Reading text:
★ ★ ★ ★

Studio album by G-Eazy
- Released: September 24, 2021
- Length: 64:16
- Label: BPG; RVG; RCA;
- Producer: Adriano; Ambezza; Christoph Andersson; Ben10K; Blueysport; Paul Cabbin; Cardiak; Nick Brongers; Cole M.G.N.; Mike Crook; Damn James; Dakari; Nik Dean; G-Eazy; Hit-Boy; Hitmaka; Ism; George King; Felix Leone; Bill Lupton; Nonstop; OG Parker; Post No Bills; Reske; Romano; Ryan OG; Saint Mino; Nick Sarazen; Scorp Dezel; Jake Torrey; Ty Dolla Sign; UVKillinEm; William Van Zandt;

G-Eazy chronology
| Everything's Strange Here (2020) | These Things Happen Too (2021) | Freak Show (2024) |

Singles from These Things Happen Too
- "Running Wild (Tumblr Girls 2)" Released: August 18, 2021; "Breakdown" Released: September 17, 2021;

= These Things Happen Too =

These Things Happen Too is the sixth studio album by American rapper G-Eazy. It was released on September 24, 2021, through RCA Records. The album serves as the sequel to his third studio album, These Things Happen (2014). The production on the album was handled by multiple producers including Hit-Boy, Cardiak, OG Parker, Dakari, Tay Keith and Hitmaka. The album also features guest appearances from YG, Lil Wayne, E-40, DaBoii, Demi Lovato, Ty Dolla Sign, EST Gee, Chris Brown, Jack Harlow, Tyga and Tory Lanez.

★ ★ ★ ★

Data segment:

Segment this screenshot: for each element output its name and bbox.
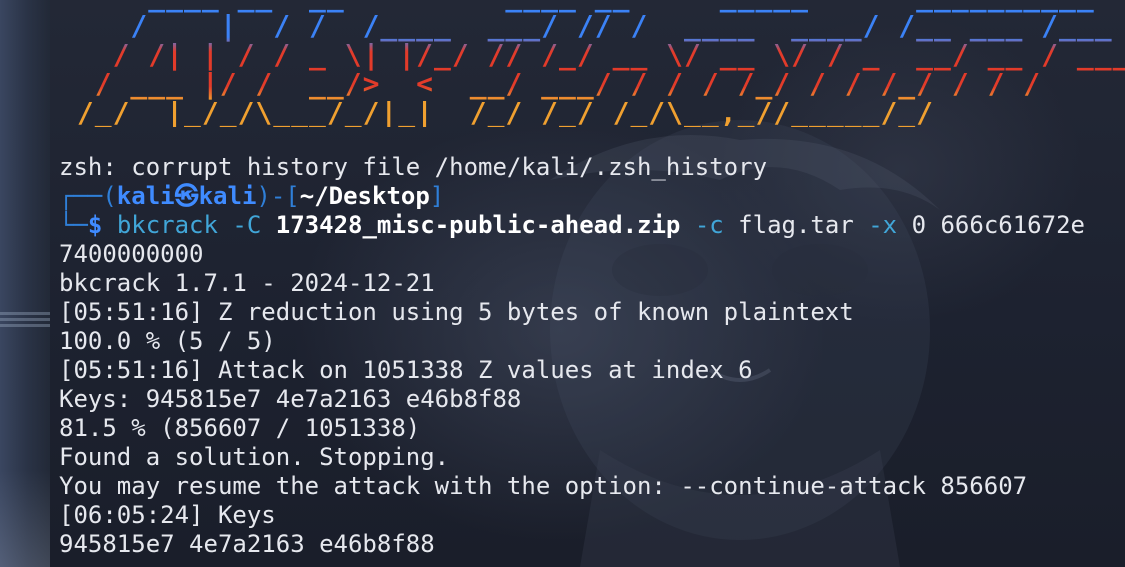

★ ★ ★ ★

Written problem:
Answer these questions about the G-Eazy album article:
1. What is the album's total length?
2. Which earlier G-Eazy album is this one a sequel to, and in what year did that album come out?
3. Which single from the album was released on September 17, 2021?

Task answer:
1. 64:16
2. These Things Happen, from 2014
3. "Breakdown"